Output every entry exactly as written, but omit the pictures.

→ THE DATA:
^^^^
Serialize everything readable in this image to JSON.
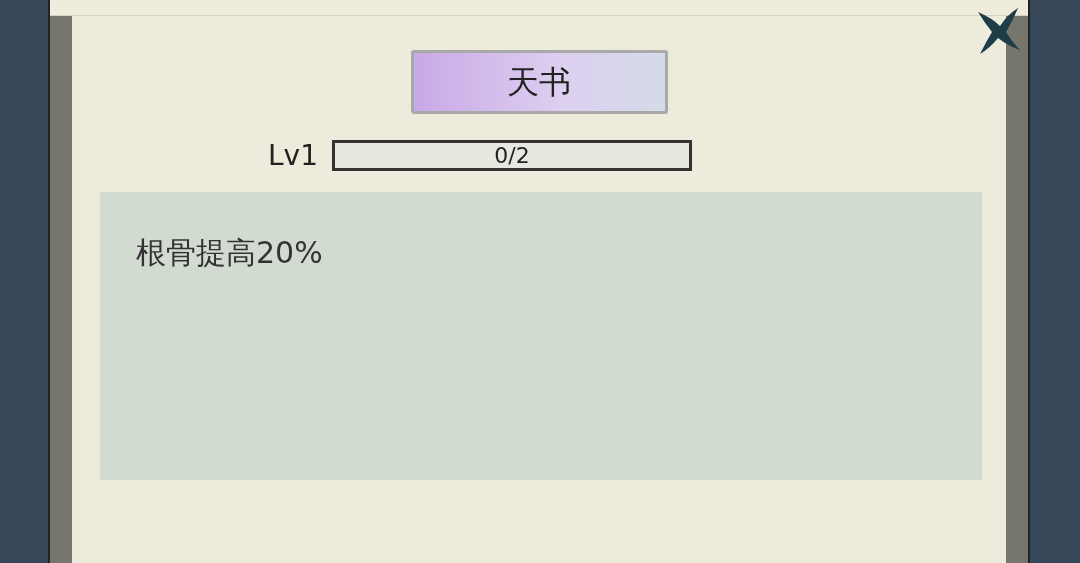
{
  "title": "天书",
  "level_label": "Lv1",
  "progress": {
    "level": 0,
    "reading": "0/2"
  },
  "description": "根骨提高20%"
}
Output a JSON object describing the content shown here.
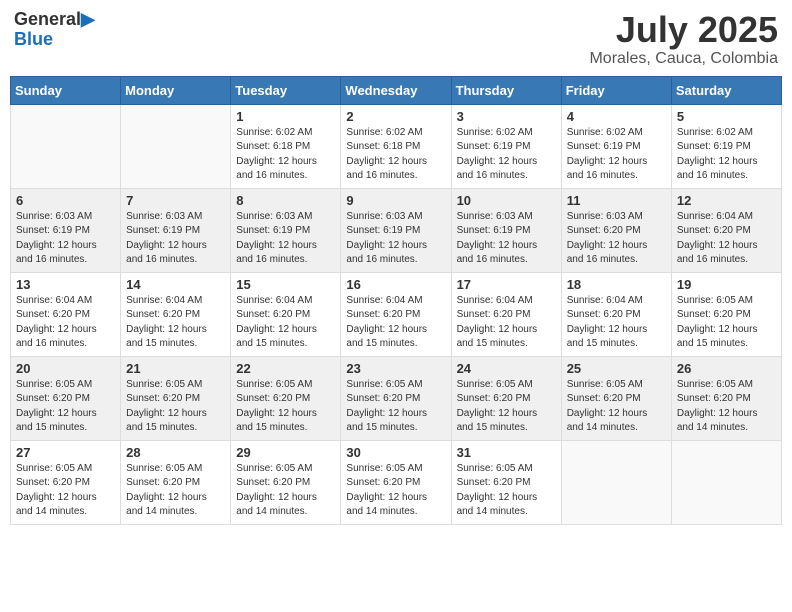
{
  "header": {
    "logo_line1": "General",
    "logo_line2": "Blue",
    "month_year": "July 2025",
    "location": "Morales, Cauca, Colombia"
  },
  "days_of_week": [
    "Sunday",
    "Monday",
    "Tuesday",
    "Wednesday",
    "Thursday",
    "Friday",
    "Saturday"
  ],
  "weeks": [
    [
      {
        "day": "",
        "info": ""
      },
      {
        "day": "",
        "info": ""
      },
      {
        "day": "1",
        "info": "Sunrise: 6:02 AM\nSunset: 6:18 PM\nDaylight: 12 hours and 16 minutes."
      },
      {
        "day": "2",
        "info": "Sunrise: 6:02 AM\nSunset: 6:18 PM\nDaylight: 12 hours and 16 minutes."
      },
      {
        "day": "3",
        "info": "Sunrise: 6:02 AM\nSunset: 6:19 PM\nDaylight: 12 hours and 16 minutes."
      },
      {
        "day": "4",
        "info": "Sunrise: 6:02 AM\nSunset: 6:19 PM\nDaylight: 12 hours and 16 minutes."
      },
      {
        "day": "5",
        "info": "Sunrise: 6:02 AM\nSunset: 6:19 PM\nDaylight: 12 hours and 16 minutes."
      }
    ],
    [
      {
        "day": "6",
        "info": "Sunrise: 6:03 AM\nSunset: 6:19 PM\nDaylight: 12 hours and 16 minutes."
      },
      {
        "day": "7",
        "info": "Sunrise: 6:03 AM\nSunset: 6:19 PM\nDaylight: 12 hours and 16 minutes."
      },
      {
        "day": "8",
        "info": "Sunrise: 6:03 AM\nSunset: 6:19 PM\nDaylight: 12 hours and 16 minutes."
      },
      {
        "day": "9",
        "info": "Sunrise: 6:03 AM\nSunset: 6:19 PM\nDaylight: 12 hours and 16 minutes."
      },
      {
        "day": "10",
        "info": "Sunrise: 6:03 AM\nSunset: 6:19 PM\nDaylight: 12 hours and 16 minutes."
      },
      {
        "day": "11",
        "info": "Sunrise: 6:03 AM\nSunset: 6:20 PM\nDaylight: 12 hours and 16 minutes."
      },
      {
        "day": "12",
        "info": "Sunrise: 6:04 AM\nSunset: 6:20 PM\nDaylight: 12 hours and 16 minutes."
      }
    ],
    [
      {
        "day": "13",
        "info": "Sunrise: 6:04 AM\nSunset: 6:20 PM\nDaylight: 12 hours and 16 minutes."
      },
      {
        "day": "14",
        "info": "Sunrise: 6:04 AM\nSunset: 6:20 PM\nDaylight: 12 hours and 15 minutes."
      },
      {
        "day": "15",
        "info": "Sunrise: 6:04 AM\nSunset: 6:20 PM\nDaylight: 12 hours and 15 minutes."
      },
      {
        "day": "16",
        "info": "Sunrise: 6:04 AM\nSunset: 6:20 PM\nDaylight: 12 hours and 15 minutes."
      },
      {
        "day": "17",
        "info": "Sunrise: 6:04 AM\nSunset: 6:20 PM\nDaylight: 12 hours and 15 minutes."
      },
      {
        "day": "18",
        "info": "Sunrise: 6:04 AM\nSunset: 6:20 PM\nDaylight: 12 hours and 15 minutes."
      },
      {
        "day": "19",
        "info": "Sunrise: 6:05 AM\nSunset: 6:20 PM\nDaylight: 12 hours and 15 minutes."
      }
    ],
    [
      {
        "day": "20",
        "info": "Sunrise: 6:05 AM\nSunset: 6:20 PM\nDaylight: 12 hours and 15 minutes."
      },
      {
        "day": "21",
        "info": "Sunrise: 6:05 AM\nSunset: 6:20 PM\nDaylight: 12 hours and 15 minutes."
      },
      {
        "day": "22",
        "info": "Sunrise: 6:05 AM\nSunset: 6:20 PM\nDaylight: 12 hours and 15 minutes."
      },
      {
        "day": "23",
        "info": "Sunrise: 6:05 AM\nSunset: 6:20 PM\nDaylight: 12 hours and 15 minutes."
      },
      {
        "day": "24",
        "info": "Sunrise: 6:05 AM\nSunset: 6:20 PM\nDaylight: 12 hours and 15 minutes."
      },
      {
        "day": "25",
        "info": "Sunrise: 6:05 AM\nSunset: 6:20 PM\nDaylight: 12 hours and 14 minutes."
      },
      {
        "day": "26",
        "info": "Sunrise: 6:05 AM\nSunset: 6:20 PM\nDaylight: 12 hours and 14 minutes."
      }
    ],
    [
      {
        "day": "27",
        "info": "Sunrise: 6:05 AM\nSunset: 6:20 PM\nDaylight: 12 hours and 14 minutes."
      },
      {
        "day": "28",
        "info": "Sunrise: 6:05 AM\nSunset: 6:20 PM\nDaylight: 12 hours and 14 minutes."
      },
      {
        "day": "29",
        "info": "Sunrise: 6:05 AM\nSunset: 6:20 PM\nDaylight: 12 hours and 14 minutes."
      },
      {
        "day": "30",
        "info": "Sunrise: 6:05 AM\nSunset: 6:20 PM\nDaylight: 12 hours and 14 minutes."
      },
      {
        "day": "31",
        "info": "Sunrise: 6:05 AM\nSunset: 6:20 PM\nDaylight: 12 hours and 14 minutes."
      },
      {
        "day": "",
        "info": ""
      },
      {
        "day": "",
        "info": ""
      }
    ]
  ]
}
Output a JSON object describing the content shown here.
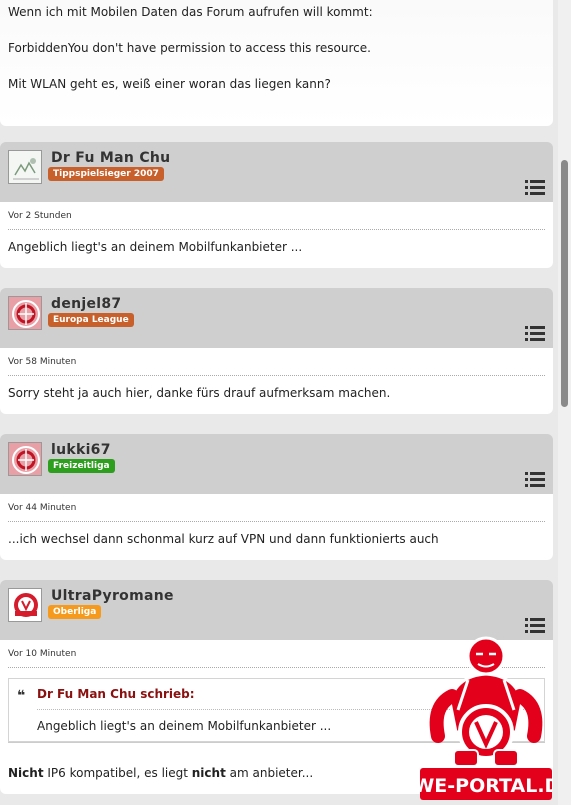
^^^^
→ EXERCISE RESULT:
Serialize everything readable in this image to JSON.
{
  "title": "天书",
  "level_label": "Lv1",
  "progress": {
    "level": 0,
    "reading": "0/2"
  },
  "description": "根骨提高20%"
}
Output a JSON object describing the content shown here.
{
  "header": {
    "logo_line1": "General",
    "logo_line2": "Blue",
    "month_year": "July 2025",
    "location": "Morales, Cauca, Colombia"
  },
  "days_of_week": [
    "Sunday",
    "Monday",
    "Tuesday",
    "Wednesday",
    "Thursday",
    "Friday",
    "Saturday"
  ],
  "weeks": [
    [
      {
        "day": "",
        "info": ""
      },
      {
        "day": "",
        "info": ""
      },
      {
        "day": "1",
        "info": "Sunrise: 6:02 AM\nSunset: 6:18 PM\nDaylight: 12 hours and 16 minutes."
      },
      {
        "day": "2",
        "info": "Sunrise: 6:02 AM\nSunset: 6:18 PM\nDaylight: 12 hours and 16 minutes."
      },
      {
        "day": "3",
        "info": "Sunrise: 6:02 AM\nSunset: 6:19 PM\nDaylight: 12 hours and 16 minutes."
      },
      {
        "day": "4",
        "info": "Sunrise: 6:02 AM\nSunset: 6:19 PM\nDaylight: 12 hours and 16 minutes."
      },
      {
        "day": "5",
        "info": "Sunrise: 6:02 AM\nSunset: 6:19 PM\nDaylight: 12 hours and 16 minutes."
      }
    ],
    [
      {
        "day": "6",
        "info": "Sunrise: 6:03 AM\nSunset: 6:19 PM\nDaylight: 12 hours and 16 minutes."
      },
      {
        "day": "7",
        "info": "Sunrise: 6:03 AM\nSunset: 6:19 PM\nDaylight: 12 hours and 16 minutes."
      },
      {
        "day": "8",
        "info": "Sunrise: 6:03 AM\nSunset: 6:19 PM\nDaylight: 12 hours and 16 minutes."
      },
      {
        "day": "9",
        "info": "Sunrise: 6:03 AM\nSunset: 6:19 PM\nDaylight: 12 hours and 16 minutes."
      },
      {
        "day": "10",
        "info": "Sunrise: 6:03 AM\nSunset: 6:19 PM\nDaylight: 12 hours and 16 minutes."
      },
      {
        "day": "11",
        "info": "Sunrise: 6:03 AM\nSunset: 6:20 PM\nDaylight: 12 hours and 16 minutes."
      },
      {
        "day": "12",
        "info": "Sunrise: 6:04 AM\nSunset: 6:20 PM\nDaylight: 12 hours and 16 minutes."
      }
    ],
    [
      {
        "day": "13",
        "info": "Sunrise: 6:04 AM\nSunset: 6:20 PM\nDaylight: 12 hours and 16 minutes."
      },
      {
        "day": "14",
        "info": "Sunrise: 6:04 AM\nSunset: 6:20 PM\nDaylight: 12 hours and 15 minutes."
      },
      {
        "day": "15",
        "info": "Sunrise: 6:04 AM\nSunset: 6:20 PM\nDaylight: 12 hours and 15 minutes."
      },
      {
        "day": "16",
        "info": "Sunrise: 6:04 AM\nSunset: 6:20 PM\nDaylight: 12 hours and 15 minutes."
      },
      {
        "day": "17",
        "info": "Sunrise: 6:04 AM\nSunset: 6:20 PM\nDaylight: 12 hours and 15 minutes."
      },
      {
        "day": "18",
        "info": "Sunrise: 6:04 AM\nSunset: 6:20 PM\nDaylight: 12 hours and 15 minutes."
      },
      {
        "day": "19",
        "info": "Sunrise: 6:05 AM\nSunset: 6:20 PM\nDaylight: 12 hours and 15 minutes."
      }
    ],
    [
      {
        "day": "20",
        "info": "Sunrise: 6:05 AM\nSunset: 6:20 PM\nDaylight: 12 hours and 15 minutes."
      },
      {
        "day": "21",
        "info": "Sunrise: 6:05 AM\nSunset: 6:20 PM\nDaylight: 12 hours and 15 minutes."
      },
      {
        "day": "22",
        "info": "Sunrise: 6:05 AM\nSunset: 6:20 PM\nDaylight: 12 hours and 15 minutes."
      },
      {
        "day": "23",
        "info": "Sunrise: 6:05 AM\nSunset: 6:20 PM\nDaylight: 12 hours and 15 minutes."
      },
      {
        "day": "24",
        "info": "Sunrise: 6:05 AM\nSunset: 6:20 PM\nDaylight: 12 hours and 15 minutes."
      },
      {
        "day": "25",
        "info": "Sunrise: 6:05 AM\nSunset: 6:20 PM\nDaylight: 12 hours and 14 minutes."
      },
      {
        "day": "26",
        "info": "Sunrise: 6:05 AM\nSunset: 6:20 PM\nDaylight: 12 hours and 14 minutes."
      }
    ],
    [
      {
        "day": "27",
        "info": "Sunrise: 6:05 AM\nSunset: 6:20 PM\nDaylight: 12 hours and 14 minutes."
      },
      {
        "day": "28",
        "info": "Sunrise: 6:05 AM\nSunset: 6:20 PM\nDaylight: 12 hours and 14 minutes."
      },
      {
        "day": "29",
        "info": "Sunrise: 6:05 AM\nSunset: 6:20 PM\nDaylight: 12 hours and 14 minutes."
      },
      {
        "day": "30",
        "info": "Sunrise: 6:05 AM\nSunset: 6:20 PM\nDaylight: 12 hours and 14 minutes."
      },
      {
        "day": "31",
        "info": "Sunrise: 6:05 AM\nSunset: 6:20 PM\nDaylight: 12 hours and 14 minutes."
      },
      {
        "day": "",
        "info": ""
      },
      {
        "day": "",
        "info": ""
      }
    ]
  ]
}
Output a JSON object describing the content shown here.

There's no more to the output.